═══ DATA LISTING

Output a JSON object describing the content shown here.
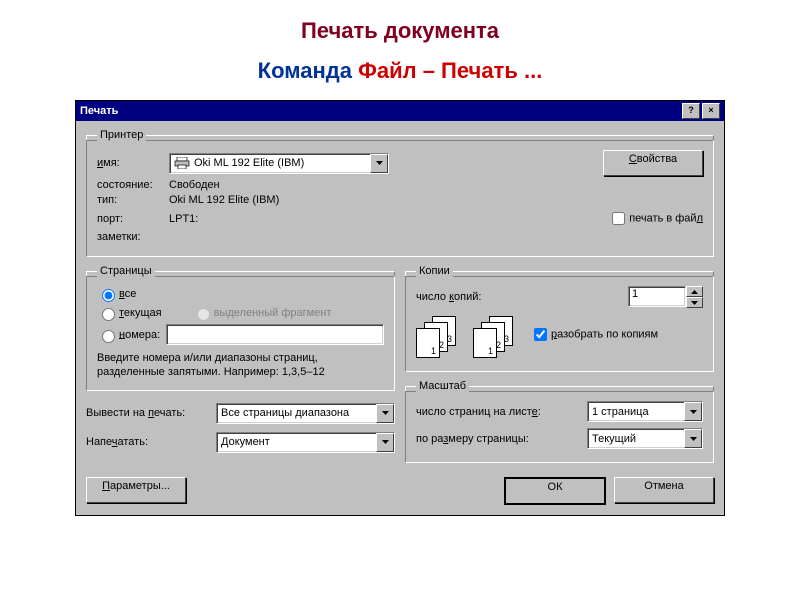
{
  "header": {
    "title": "Печать документа",
    "subtitle_blue1": "Команда ",
    "subtitle_red": "Файл – Печать ...",
    "subtitle_blue2": ""
  },
  "dialog": {
    "title": "Печать",
    "help": "?",
    "close": "×"
  },
  "printer": {
    "legend": "Принтер",
    "name_label": "имя:",
    "name_value": "Oki ML 192 Elite (IBM)",
    "properties_btn": "Свойства",
    "status_label": "состояние:",
    "status_value": "Свободен",
    "type_label": "тип:",
    "type_value": "Oki ML 192 Elite (IBM)",
    "port_label": "порт:",
    "port_value": "LPT1:",
    "notes_label": "заметки:",
    "print_to_file": "печать в файл"
  },
  "pages": {
    "legend": "Страницы",
    "all": "все",
    "current": "текущая",
    "selection": "выделенный фрагмент",
    "numbers": "номера:",
    "hint": "Введите номера и/или диапазоны страниц, разделенные запятыми. Например: 1,3,5–12"
  },
  "copies": {
    "legend": "Копии",
    "count_label": "число копий:",
    "count_value": "1",
    "collate": "разобрать по копиям"
  },
  "bottom": {
    "print_what_label": "Вывести на печать:",
    "print_what_value": "Все страницы диапазона",
    "print_label": "Напечатать:",
    "print_value": "Документ"
  },
  "scale": {
    "legend": "Масштаб",
    "pages_per_sheet_label": "число страниц на листе:",
    "pages_per_sheet_value": "1 страница",
    "fit_label": "по размеру страницы:",
    "fit_value": "Текущий"
  },
  "footer": {
    "options": "Параметры...",
    "ok": "ОК",
    "cancel": "Отмена"
  }
}
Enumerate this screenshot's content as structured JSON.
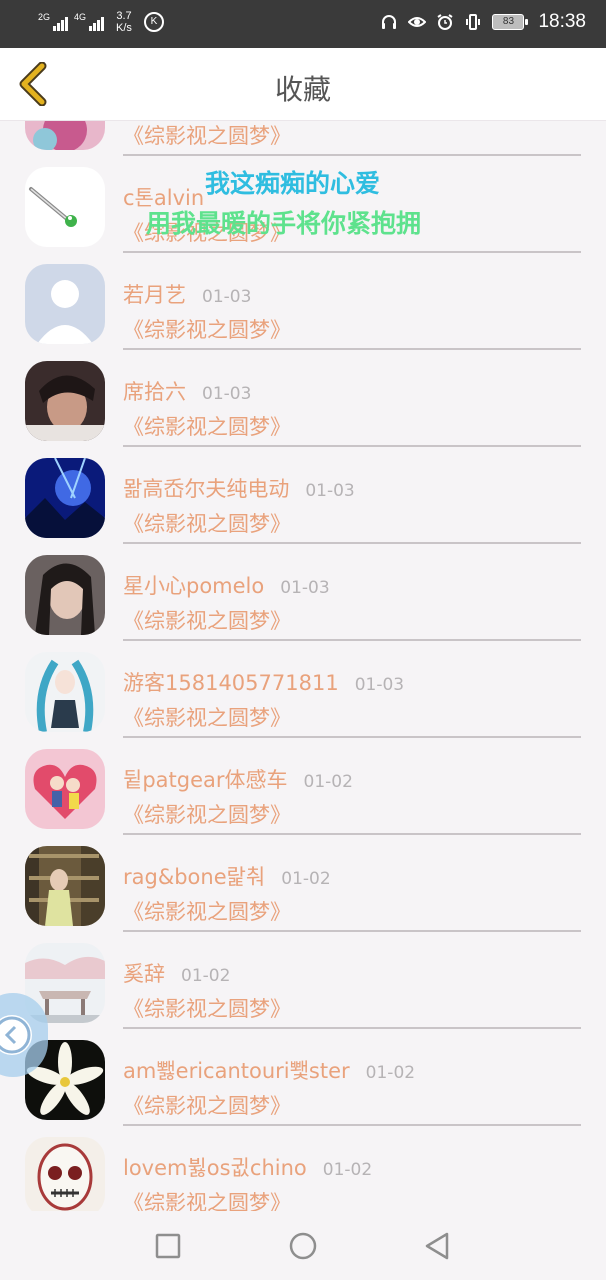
{
  "status_bar": {
    "net1": "2G",
    "net2": "4G",
    "speed_value": "3.7",
    "speed_unit": "K/s",
    "k_badge": "K",
    "battery": "83",
    "time": "18:38"
  },
  "header": {
    "title": "收藏"
  },
  "lyrics": {
    "line1": "我这痴痴的心爱",
    "line2": "用我最暖的手将你紧抱拥"
  },
  "favorites": [
    {
      "name": "",
      "date": "",
      "work": "《综影视之圆梦》"
    },
    {
      "name": "c톤alvin",
      "date": "",
      "work": "《综影视之圆梦》"
    },
    {
      "name": "若月艺",
      "date": "01-03",
      "work": "《综影视之圆梦》"
    },
    {
      "name": "席拾六",
      "date": "01-03",
      "work": "《综影视之圆梦》"
    },
    {
      "name": "뫎高岙尔夫纯电动",
      "date": "01-03",
      "work": "《综影视之圆梦》"
    },
    {
      "name": "星小心pomelo",
      "date": "01-03",
      "work": "《综影视之圆梦》"
    },
    {
      "name": "游客1581405771811",
      "date": "01-03",
      "work": "《综影视之圆梦》"
    },
    {
      "name": "뒽patgear体感车",
      "date": "01-02",
      "work": "《综影视之圆梦》"
    },
    {
      "name": "rag&bone랉춰",
      "date": "01-02",
      "work": "《综影视之圆梦》"
    },
    {
      "name": "奚辞",
      "date": "01-02",
      "work": "《综影视之圆梦》"
    },
    {
      "name": "am뾇ericantouri뾏ster",
      "date": "01-02",
      "work": "《综影视之圆梦》"
    },
    {
      "name": "lovem뷣os귒chino",
      "date": "01-02",
      "work": "《综影视之圆梦》"
    }
  ],
  "colors": {
    "accent": "#e9a27c",
    "date": "#b6b3b5",
    "lyric1": "#2fbde0",
    "lyric2": "#5ee28d",
    "back_arrow": "#e3b21f"
  }
}
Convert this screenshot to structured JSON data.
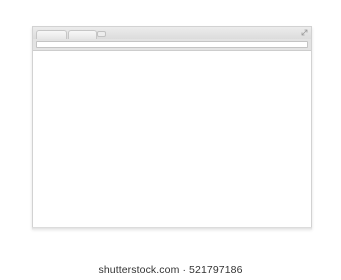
{
  "browser": {
    "tabs": [
      {
        "label": ""
      },
      {
        "label": ""
      }
    ],
    "address_bar": {
      "value": "",
      "placeholder": ""
    },
    "icons": {
      "new_tab": "new-tab-icon",
      "resize": "resize-arrows-icon"
    }
  },
  "colors": {
    "frame": "#dcdcdc",
    "content": "#ffffff"
  },
  "watermark": {
    "text": "shutterstock.com · 521797186"
  }
}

══════

◆ TO BE DONE
Find the word "screenshot" and list each line it appears in.

◆ THE COMPLETED TASK
Enumerate this screenshot's content as structured JSON.
Convert this screenshot to structured JSON data.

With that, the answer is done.